- [Problem description]:
All of the data that follows should be retyped exactly, please, except the pictures.

- [Dataset content]:
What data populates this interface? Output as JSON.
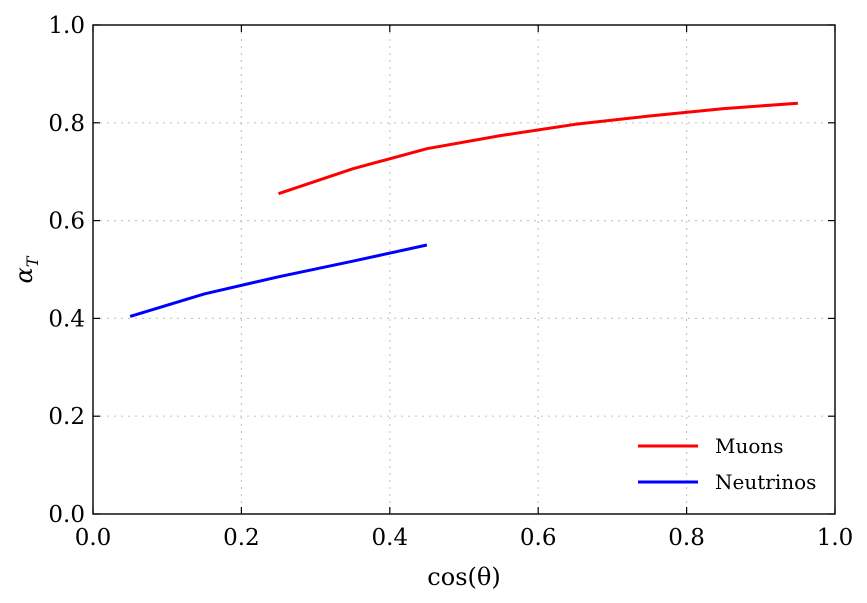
{
  "chart_data": {
    "type": "line",
    "xlabel": "cos(θ)",
    "ylabel": "α_T",
    "xlim": [
      0.0,
      1.0
    ],
    "ylim": [
      0.0,
      1.0
    ],
    "xticks": [
      0.0,
      0.2,
      0.4,
      0.6,
      0.8,
      1.0
    ],
    "yticks": [
      0.0,
      0.2,
      0.4,
      0.6,
      0.8,
      1.0
    ],
    "xtick_labels": [
      "0.0",
      "0.2",
      "0.4",
      "0.6",
      "0.8",
      "1.0"
    ],
    "ytick_labels": [
      "0.0",
      "0.2",
      "0.4",
      "0.6",
      "0.8",
      "1.0"
    ],
    "grid": true,
    "legend_position": "bottom-right",
    "series": [
      {
        "name": "Muons",
        "color": "#ff0000",
        "x": [
          0.25,
          0.35,
          0.45,
          0.55,
          0.65,
          0.75,
          0.85,
          0.95
        ],
        "y": [
          0.655,
          0.706,
          0.747,
          0.774,
          0.797,
          0.814,
          0.829,
          0.84
        ]
      },
      {
        "name": "Neutrinos",
        "color": "#0000ff",
        "x": [
          0.05,
          0.15,
          0.25,
          0.35,
          0.45
        ],
        "y": [
          0.404,
          0.45,
          0.485,
          0.517,
          0.55
        ]
      }
    ]
  }
}
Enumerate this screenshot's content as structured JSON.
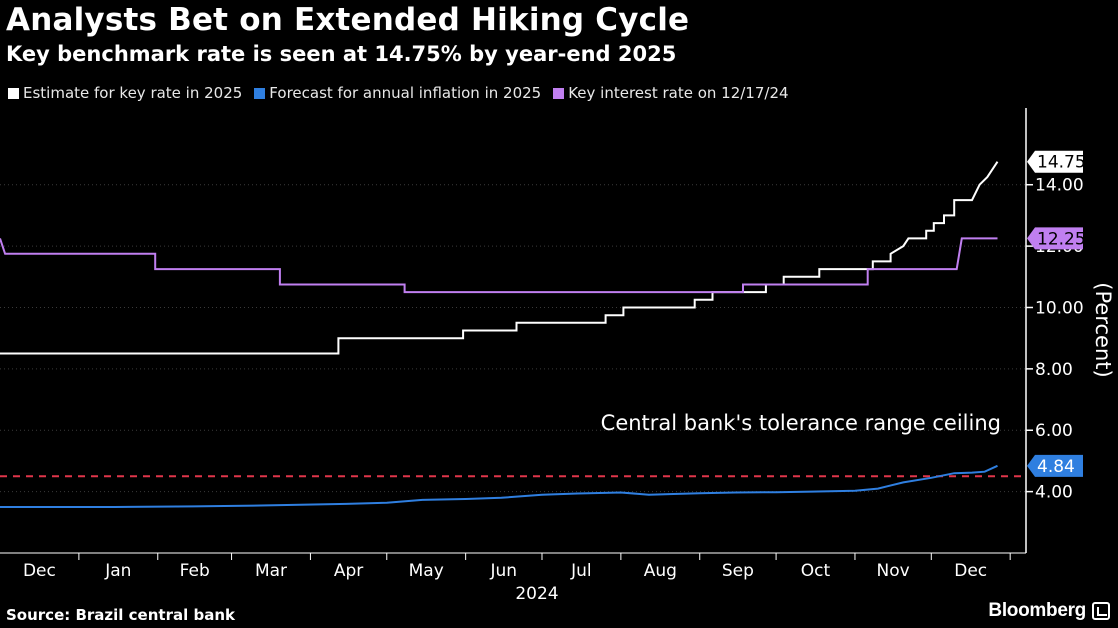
{
  "header": {
    "title": "Analysts Bet on Extended Hiking Cycle",
    "subtitle": "Key benchmark rate is seen at 14.75% by year-end 2025"
  },
  "legend": [
    {
      "label": "Estimate for key rate in 2025",
      "color": "#ffffff"
    },
    {
      "label": "Forecast for annual inflation in 2025",
      "color": "#2f7fe0"
    },
    {
      "label": "Key interest rate on 12/17/24",
      "color": "#c07ff0"
    }
  ],
  "footer": {
    "source": "Source: Brazil central bank",
    "brand": "Bloomberg"
  },
  "chart_data": {
    "type": "line",
    "xlabel": "2024",
    "ylabel": "(Percent)",
    "ylim": [
      2,
      16.5
    ],
    "x_range": [
      "2023-12-01",
      "2024-12-28"
    ],
    "x_tick_labels": [
      "Dec",
      "Jan",
      "Feb",
      "Mar",
      "Apr",
      "May",
      "Jun",
      "Jul",
      "Aug",
      "Sep",
      "Oct",
      "Nov",
      "Dec"
    ],
    "y_ticks": [
      4,
      6,
      8,
      10,
      12,
      14
    ],
    "y_tick_labels": [
      "4.00",
      "6.00",
      "8.00",
      "10.00",
      "12.00",
      "14.00"
    ],
    "annotation": "Central bank's tolerance range ceiling",
    "reference_line": {
      "value": 4.5,
      "color": "#e0364b",
      "style": "dashed"
    },
    "end_labels": [
      {
        "series": "estimate",
        "text": "14.75"
      },
      {
        "series": "key_rate",
        "text": "12.25"
      },
      {
        "series": "inflation",
        "text": "4.84"
      }
    ],
    "series": [
      {
        "name": "Estimate for key rate in 2025",
        "id": "estimate",
        "color": "#ffffff",
        "step": true,
        "points": [
          [
            "2023-12-01",
            8.5
          ],
          [
            "2024-04-12",
            8.5
          ],
          [
            "2024-04-12",
            9.0
          ],
          [
            "2024-05-31",
            9.0
          ],
          [
            "2024-05-31",
            9.25
          ],
          [
            "2024-06-21",
            9.25
          ],
          [
            "2024-06-21",
            9.5
          ],
          [
            "2024-07-26",
            9.5
          ],
          [
            "2024-07-26",
            9.75
          ],
          [
            "2024-08-02",
            9.75
          ],
          [
            "2024-08-02",
            10.0
          ],
          [
            "2024-08-30",
            10.0
          ],
          [
            "2024-08-30",
            10.25
          ],
          [
            "2024-09-06",
            10.25
          ],
          [
            "2024-09-06",
            10.5
          ],
          [
            "2024-09-27",
            10.5
          ],
          [
            "2024-09-27",
            10.75
          ],
          [
            "2024-10-04",
            10.75
          ],
          [
            "2024-10-04",
            11.0
          ],
          [
            "2024-10-18",
            11.0
          ],
          [
            "2024-10-18",
            11.25
          ],
          [
            "2024-11-08",
            11.25
          ],
          [
            "2024-11-08",
            11.5
          ],
          [
            "2024-11-15",
            11.5
          ],
          [
            "2024-11-15",
            11.75
          ],
          [
            "2024-11-20",
            12.0
          ],
          [
            "2024-11-22",
            12.25
          ],
          [
            "2024-11-29",
            12.25
          ],
          [
            "2024-11-29",
            12.5
          ],
          [
            "2024-12-02",
            12.5
          ],
          [
            "2024-12-02",
            12.75
          ],
          [
            "2024-12-06",
            12.75
          ],
          [
            "2024-12-06",
            13.0
          ],
          [
            "2024-12-10",
            13.0
          ],
          [
            "2024-12-10",
            13.5
          ],
          [
            "2024-12-17",
            13.5
          ],
          [
            "2024-12-20",
            14.0
          ],
          [
            "2024-12-23",
            14.25
          ],
          [
            "2024-12-27",
            14.75
          ]
        ]
      },
      {
        "name": "Forecast for annual inflation in 2025",
        "id": "inflation",
        "color": "#2f7fe0",
        "step": false,
        "points": [
          [
            "2023-12-01",
            3.5
          ],
          [
            "2024-01-15",
            3.5
          ],
          [
            "2024-02-15",
            3.52
          ],
          [
            "2024-03-15",
            3.55
          ],
          [
            "2024-04-15",
            3.6
          ],
          [
            "2024-05-01",
            3.64
          ],
          [
            "2024-05-15",
            3.73
          ],
          [
            "2024-06-01",
            3.76
          ],
          [
            "2024-06-15",
            3.8
          ],
          [
            "2024-07-01",
            3.9
          ],
          [
            "2024-07-15",
            3.94
          ],
          [
            "2024-08-01",
            3.97
          ],
          [
            "2024-08-12",
            3.9
          ],
          [
            "2024-08-20",
            3.92
          ],
          [
            "2024-09-01",
            3.95
          ],
          [
            "2024-09-15",
            3.97
          ],
          [
            "2024-10-01",
            3.98
          ],
          [
            "2024-10-15",
            4.0
          ],
          [
            "2024-11-01",
            4.03
          ],
          [
            "2024-11-10",
            4.1
          ],
          [
            "2024-11-20",
            4.3
          ],
          [
            "2024-12-01",
            4.45
          ],
          [
            "2024-12-10",
            4.6
          ],
          [
            "2024-12-17",
            4.62
          ],
          [
            "2024-12-22",
            4.65
          ],
          [
            "2024-12-27",
            4.84
          ]
        ]
      },
      {
        "name": "Key interest rate on 12/17/24",
        "id": "key_rate",
        "color": "#c07ff0",
        "step": true,
        "points": [
          [
            "2023-12-01",
            12.25
          ],
          [
            "2023-12-03",
            11.75
          ],
          [
            "2024-01-31",
            11.75
          ],
          [
            "2024-01-31",
            11.25
          ],
          [
            "2024-03-20",
            11.25
          ],
          [
            "2024-03-20",
            10.75
          ],
          [
            "2024-05-08",
            10.75
          ],
          [
            "2024-05-08",
            10.5
          ],
          [
            "2024-09-18",
            10.5
          ],
          [
            "2024-09-18",
            10.75
          ],
          [
            "2024-11-06",
            10.75
          ],
          [
            "2024-11-06",
            11.25
          ],
          [
            "2024-12-11",
            11.25
          ],
          [
            "2024-12-13",
            12.25
          ],
          [
            "2024-12-27",
            12.25
          ]
        ]
      }
    ]
  }
}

- [Written answer]:
What data populates this interface? Output as JSON.
{
  "chart_data": {
    "type": "line",
    "xlabel": "cos(θ)",
    "ylabel": "α_T",
    "xlim": [
      0.0,
      1.0
    ],
    "ylim": [
      0.0,
      1.0
    ],
    "xticks": [
      0.0,
      0.2,
      0.4,
      0.6,
      0.8,
      1.0
    ],
    "yticks": [
      0.0,
      0.2,
      0.4,
      0.6,
      0.8,
      1.0
    ],
    "xtick_labels": [
      "0.0",
      "0.2",
      "0.4",
      "0.6",
      "0.8",
      "1.0"
    ],
    "ytick_labels": [
      "0.0",
      "0.2",
      "0.4",
      "0.6",
      "0.8",
      "1.0"
    ],
    "grid": true,
    "legend_position": "bottom-right",
    "series": [
      {
        "name": "Muons",
        "color": "#ff0000",
        "x": [
          0.25,
          0.35,
          0.45,
          0.55,
          0.65,
          0.75,
          0.85,
          0.95
        ],
        "y": [
          0.655,
          0.706,
          0.747,
          0.774,
          0.797,
          0.814,
          0.829,
          0.84
        ]
      },
      {
        "name": "Neutrinos",
        "color": "#0000ff",
        "x": [
          0.05,
          0.15,
          0.25,
          0.35,
          0.45
        ],
        "y": [
          0.404,
          0.45,
          0.485,
          0.517,
          0.55
        ]
      }
    ]
  }
}
Enumerate this screenshot's content as structured JSON.
{
  "header": {
    "title": "Analysts Bet on Extended Hiking Cycle",
    "subtitle": "Key benchmark rate is seen at 14.75% by year-end 2025"
  },
  "legend": [
    {
      "label": "Estimate for key rate in 2025",
      "color": "#ffffff"
    },
    {
      "label": "Forecast for annual inflation in 2025",
      "color": "#2f7fe0"
    },
    {
      "label": "Key interest rate on 12/17/24",
      "color": "#c07ff0"
    }
  ],
  "footer": {
    "source": "Source: Brazil central bank",
    "brand": "Bloomberg"
  },
  "chart_data": {
    "type": "line",
    "xlabel": "2024",
    "ylabel": "(Percent)",
    "ylim": [
      2,
      16.5
    ],
    "x_range": [
      "2023-12-01",
      "2024-12-28"
    ],
    "x_tick_labels": [
      "Dec",
      "Jan",
      "Feb",
      "Mar",
      "Apr",
      "May",
      "Jun",
      "Jul",
      "Aug",
      "Sep",
      "Oct",
      "Nov",
      "Dec"
    ],
    "y_ticks": [
      4,
      6,
      8,
      10,
      12,
      14
    ],
    "y_tick_labels": [
      "4.00",
      "6.00",
      "8.00",
      "10.00",
      "12.00",
      "14.00"
    ],
    "annotation": "Central bank's tolerance range ceiling",
    "reference_line": {
      "value": 4.5,
      "color": "#e0364b",
      "style": "dashed"
    },
    "end_labels": [
      {
        "series": "estimate",
        "text": "14.75"
      },
      {
        "series": "key_rate",
        "text": "12.25"
      },
      {
        "series": "inflation",
        "text": "4.84"
      }
    ],
    "series": [
      {
        "name": "Estimate for key rate in 2025",
        "id": "estimate",
        "color": "#ffffff",
        "step": true,
        "points": [
          [
            "2023-12-01",
            8.5
          ],
          [
            "2024-04-12",
            8.5
          ],
          [
            "2024-04-12",
            9.0
          ],
          [
            "2024-05-31",
            9.0
          ],
          [
            "2024-05-31",
            9.25
          ],
          [
            "2024-06-21",
            9.25
          ],
          [
            "2024-06-21",
            9.5
          ],
          [
            "2024-07-26",
            9.5
          ],
          [
            "2024-07-26",
            9.75
          ],
          [
            "2024-08-02",
            9.75
          ],
          [
            "2024-08-02",
            10.0
          ],
          [
            "2024-08-30",
            10.0
          ],
          [
            "2024-08-30",
            10.25
          ],
          [
            "2024-09-06",
            10.25
          ],
          [
            "2024-09-06",
            10.5
          ],
          [
            "2024-09-27",
            10.5
          ],
          [
            "2024-09-27",
            10.75
          ],
          [
            "2024-10-04",
            10.75
          ],
          [
            "2024-10-04",
            11.0
          ],
          [
            "2024-10-18",
            11.0
          ],
          [
            "2024-10-18",
            11.25
          ],
          [
            "2024-11-08",
            11.25
          ],
          [
            "2024-11-08",
            11.5
          ],
          [
            "2024-11-15",
            11.5
          ],
          [
            "2024-11-15",
            11.75
          ],
          [
            "2024-11-20",
            12.0
          ],
          [
            "2024-11-22",
            12.25
          ],
          [
            "2024-11-29",
            12.25
          ],
          [
            "2024-11-29",
            12.5
          ],
          [
            "2024-12-02",
            12.5
          ],
          [
            "2024-12-02",
            12.75
          ],
          [
            "2024-12-06",
            12.75
          ],
          [
            "2024-12-06",
            13.0
          ],
          [
            "2024-12-10",
            13.0
          ],
          [
            "2024-12-10",
            13.5
          ],
          [
            "2024-12-17",
            13.5
          ],
          [
            "2024-12-20",
            14.0
          ],
          [
            "2024-12-23",
            14.25
          ],
          [
            "2024-12-27",
            14.75
          ]
        ]
      },
      {
        "name": "Forecast for annual inflation in 2025",
        "id": "inflation",
        "color": "#2f7fe0",
        "step": false,
        "points": [
          [
            "2023-12-01",
            3.5
          ],
          [
            "2024-01-15",
            3.5
          ],
          [
            "2024-02-15",
            3.52
          ],
          [
            "2024-03-15",
            3.55
          ],
          [
            "2024-04-15",
            3.6
          ],
          [
            "2024-05-01",
            3.64
          ],
          [
            "2024-05-15",
            3.73
          ],
          [
            "2024-06-01",
            3.76
          ],
          [
            "2024-06-15",
            3.8
          ],
          [
            "2024-07-01",
            3.9
          ],
          [
            "2024-07-15",
            3.94
          ],
          [
            "2024-08-01",
            3.97
          ],
          [
            "2024-08-12",
            3.9
          ],
          [
            "2024-08-20",
            3.92
          ],
          [
            "2024-09-01",
            3.95
          ],
          [
            "2024-09-15",
            3.97
          ],
          [
            "2024-10-01",
            3.98
          ],
          [
            "2024-10-15",
            4.0
          ],
          [
            "2024-11-01",
            4.03
          ],
          [
            "2024-11-10",
            4.1
          ],
          [
            "2024-11-20",
            4.3
          ],
          [
            "2024-12-01",
            4.45
          ],
          [
            "2024-12-10",
            4.6
          ],
          [
            "2024-12-17",
            4.62
          ],
          [
            "2024-12-22",
            4.65
          ],
          [
            "2024-12-27",
            4.84
          ]
        ]
      },
      {
        "name": "Key interest rate on 12/17/24",
        "id": "key_rate",
        "color": "#c07ff0",
        "step": true,
        "points": [
          [
            "2023-12-01",
            12.25
          ],
          [
            "2023-12-03",
            11.75
          ],
          [
            "2024-01-31",
            11.75
          ],
          [
            "2024-01-31",
            11.25
          ],
          [
            "2024-03-20",
            11.25
          ],
          [
            "2024-03-20",
            10.75
          ],
          [
            "2024-05-08",
            10.75
          ],
          [
            "2024-05-08",
            10.5
          ],
          [
            "2024-09-18",
            10.5
          ],
          [
            "2024-09-18",
            10.75
          ],
          [
            "2024-11-06",
            10.75
          ],
          [
            "2024-11-06",
            11.25
          ],
          [
            "2024-12-11",
            11.25
          ],
          [
            "2024-12-13",
            12.25
          ],
          [
            "2024-12-27",
            12.25
          ]
        ]
      }
    ]
  }
}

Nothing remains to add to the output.